*Task brief:*
Of all the lines in the material, how many include the word "machen"? Reply with the number alone.

*Records shown:*
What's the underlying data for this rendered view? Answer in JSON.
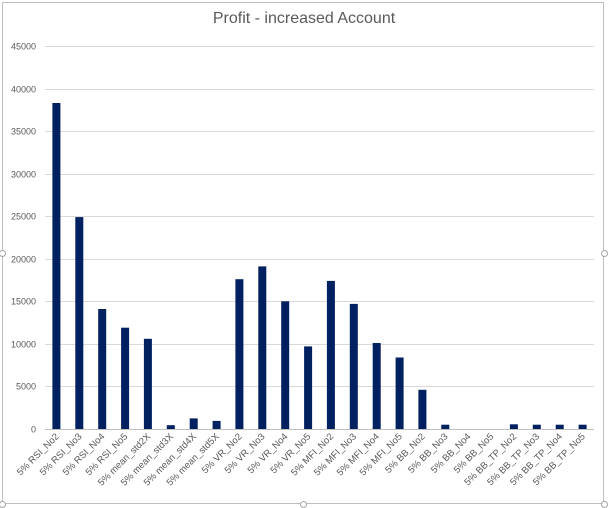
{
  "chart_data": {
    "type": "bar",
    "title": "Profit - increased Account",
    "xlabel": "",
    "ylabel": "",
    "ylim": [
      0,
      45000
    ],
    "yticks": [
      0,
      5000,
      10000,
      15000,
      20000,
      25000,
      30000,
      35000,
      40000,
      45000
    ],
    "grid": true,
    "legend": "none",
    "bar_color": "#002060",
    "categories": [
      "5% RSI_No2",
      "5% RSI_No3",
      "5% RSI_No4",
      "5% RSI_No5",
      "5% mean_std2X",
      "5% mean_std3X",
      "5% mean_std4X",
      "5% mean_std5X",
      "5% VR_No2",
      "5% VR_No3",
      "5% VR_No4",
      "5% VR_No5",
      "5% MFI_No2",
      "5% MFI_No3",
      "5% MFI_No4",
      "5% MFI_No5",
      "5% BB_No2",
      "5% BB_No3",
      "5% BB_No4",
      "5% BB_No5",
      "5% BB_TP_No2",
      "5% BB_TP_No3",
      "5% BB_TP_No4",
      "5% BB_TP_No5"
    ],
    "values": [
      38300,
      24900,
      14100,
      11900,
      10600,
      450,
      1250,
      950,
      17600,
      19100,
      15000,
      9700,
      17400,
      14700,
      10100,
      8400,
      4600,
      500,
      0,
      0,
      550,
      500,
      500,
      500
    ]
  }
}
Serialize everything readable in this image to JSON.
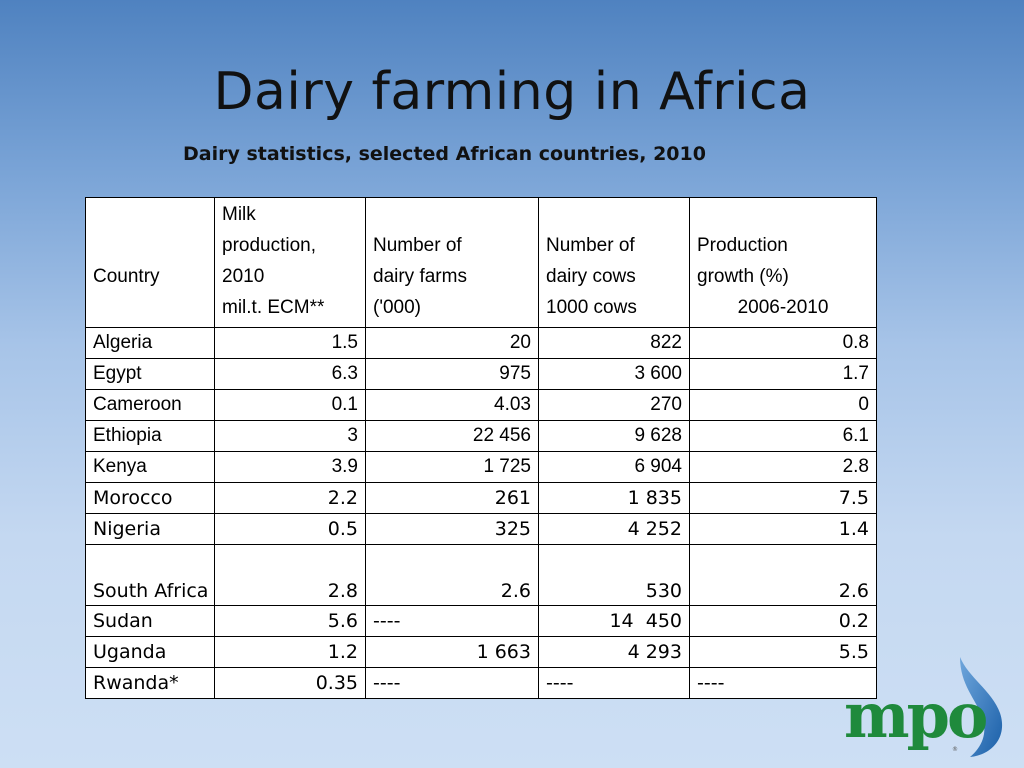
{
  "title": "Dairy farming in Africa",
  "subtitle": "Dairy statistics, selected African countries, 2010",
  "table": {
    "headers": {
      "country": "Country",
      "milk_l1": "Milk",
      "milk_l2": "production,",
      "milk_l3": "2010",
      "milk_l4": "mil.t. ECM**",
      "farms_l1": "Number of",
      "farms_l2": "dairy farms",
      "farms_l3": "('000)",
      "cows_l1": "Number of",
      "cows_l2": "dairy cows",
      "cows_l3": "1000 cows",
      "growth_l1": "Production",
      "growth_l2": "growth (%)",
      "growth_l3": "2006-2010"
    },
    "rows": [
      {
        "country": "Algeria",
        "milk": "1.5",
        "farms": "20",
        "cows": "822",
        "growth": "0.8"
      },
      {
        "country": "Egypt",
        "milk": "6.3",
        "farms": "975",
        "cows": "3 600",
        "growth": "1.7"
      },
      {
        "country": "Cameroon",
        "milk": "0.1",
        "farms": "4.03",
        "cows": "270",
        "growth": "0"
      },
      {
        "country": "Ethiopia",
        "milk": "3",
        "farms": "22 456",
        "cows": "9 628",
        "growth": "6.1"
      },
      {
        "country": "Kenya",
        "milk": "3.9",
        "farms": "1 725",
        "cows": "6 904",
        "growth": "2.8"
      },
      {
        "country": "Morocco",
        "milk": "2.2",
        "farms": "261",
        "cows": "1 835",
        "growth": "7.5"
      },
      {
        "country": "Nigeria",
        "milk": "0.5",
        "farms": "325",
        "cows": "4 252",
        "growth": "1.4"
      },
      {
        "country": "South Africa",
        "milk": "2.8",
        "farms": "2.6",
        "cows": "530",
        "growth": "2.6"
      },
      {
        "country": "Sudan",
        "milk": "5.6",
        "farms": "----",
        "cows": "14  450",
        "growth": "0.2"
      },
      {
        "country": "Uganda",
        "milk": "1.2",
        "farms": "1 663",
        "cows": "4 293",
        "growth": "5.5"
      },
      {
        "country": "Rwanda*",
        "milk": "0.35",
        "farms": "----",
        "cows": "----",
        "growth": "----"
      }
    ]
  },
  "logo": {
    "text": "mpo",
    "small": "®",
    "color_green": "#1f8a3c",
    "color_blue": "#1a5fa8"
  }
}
==
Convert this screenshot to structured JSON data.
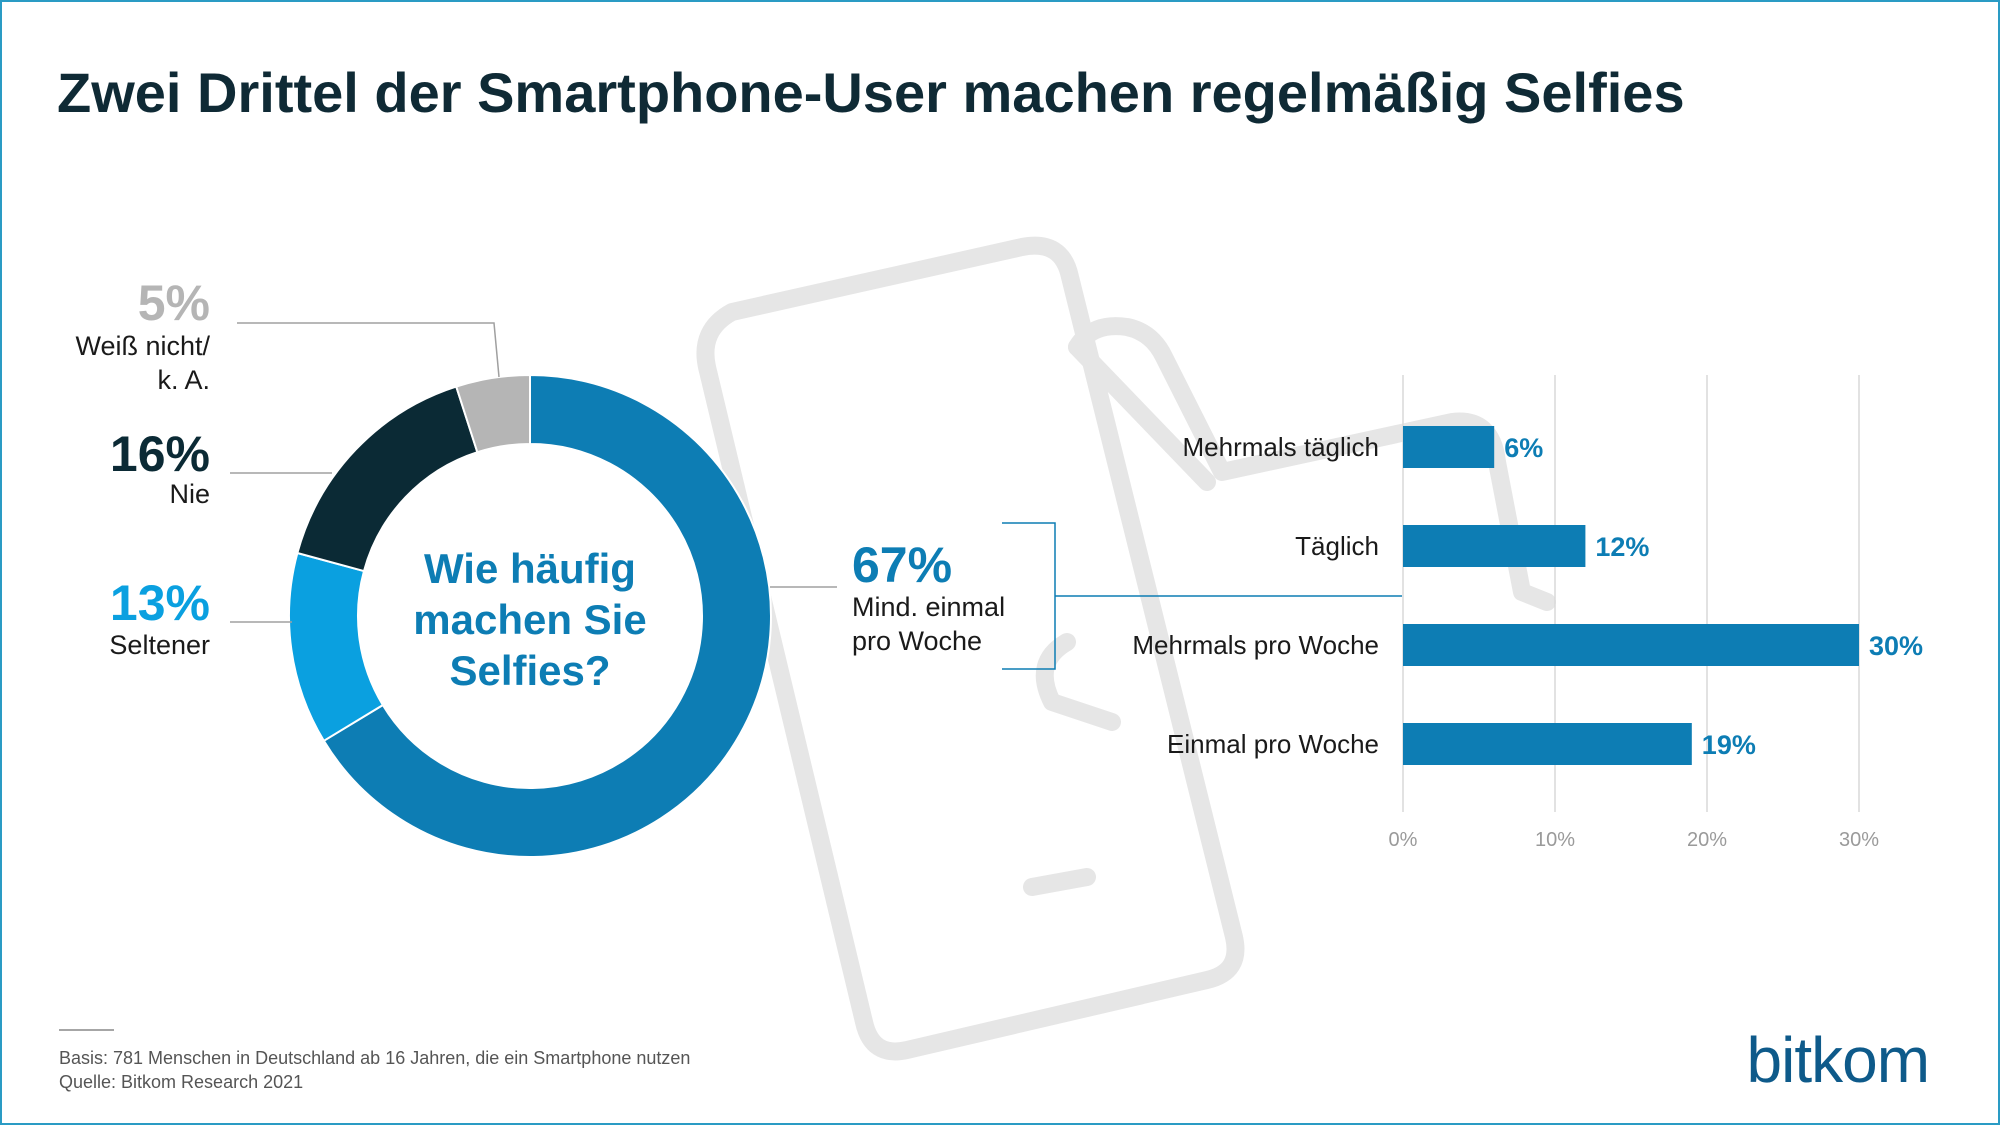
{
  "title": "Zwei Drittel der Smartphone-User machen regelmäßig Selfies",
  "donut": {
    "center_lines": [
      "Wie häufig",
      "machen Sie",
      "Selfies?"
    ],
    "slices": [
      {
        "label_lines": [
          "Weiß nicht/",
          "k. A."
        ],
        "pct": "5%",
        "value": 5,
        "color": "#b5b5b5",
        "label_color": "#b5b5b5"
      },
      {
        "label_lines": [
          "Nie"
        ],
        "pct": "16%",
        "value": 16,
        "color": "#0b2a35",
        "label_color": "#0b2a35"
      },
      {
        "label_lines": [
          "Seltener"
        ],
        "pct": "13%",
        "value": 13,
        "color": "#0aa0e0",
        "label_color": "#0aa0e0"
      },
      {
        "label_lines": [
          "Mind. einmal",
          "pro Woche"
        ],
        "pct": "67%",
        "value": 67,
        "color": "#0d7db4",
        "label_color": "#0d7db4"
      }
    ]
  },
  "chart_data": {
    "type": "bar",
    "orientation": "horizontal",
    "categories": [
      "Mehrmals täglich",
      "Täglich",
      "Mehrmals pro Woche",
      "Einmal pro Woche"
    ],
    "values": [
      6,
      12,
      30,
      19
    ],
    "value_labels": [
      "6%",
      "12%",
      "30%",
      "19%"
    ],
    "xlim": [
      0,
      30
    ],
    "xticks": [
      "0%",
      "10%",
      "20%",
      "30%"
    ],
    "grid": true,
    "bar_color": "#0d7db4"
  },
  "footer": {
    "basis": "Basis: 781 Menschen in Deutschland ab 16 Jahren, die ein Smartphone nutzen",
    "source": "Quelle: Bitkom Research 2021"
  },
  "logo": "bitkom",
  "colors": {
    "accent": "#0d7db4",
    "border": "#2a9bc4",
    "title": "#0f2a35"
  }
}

*Written solution:*
2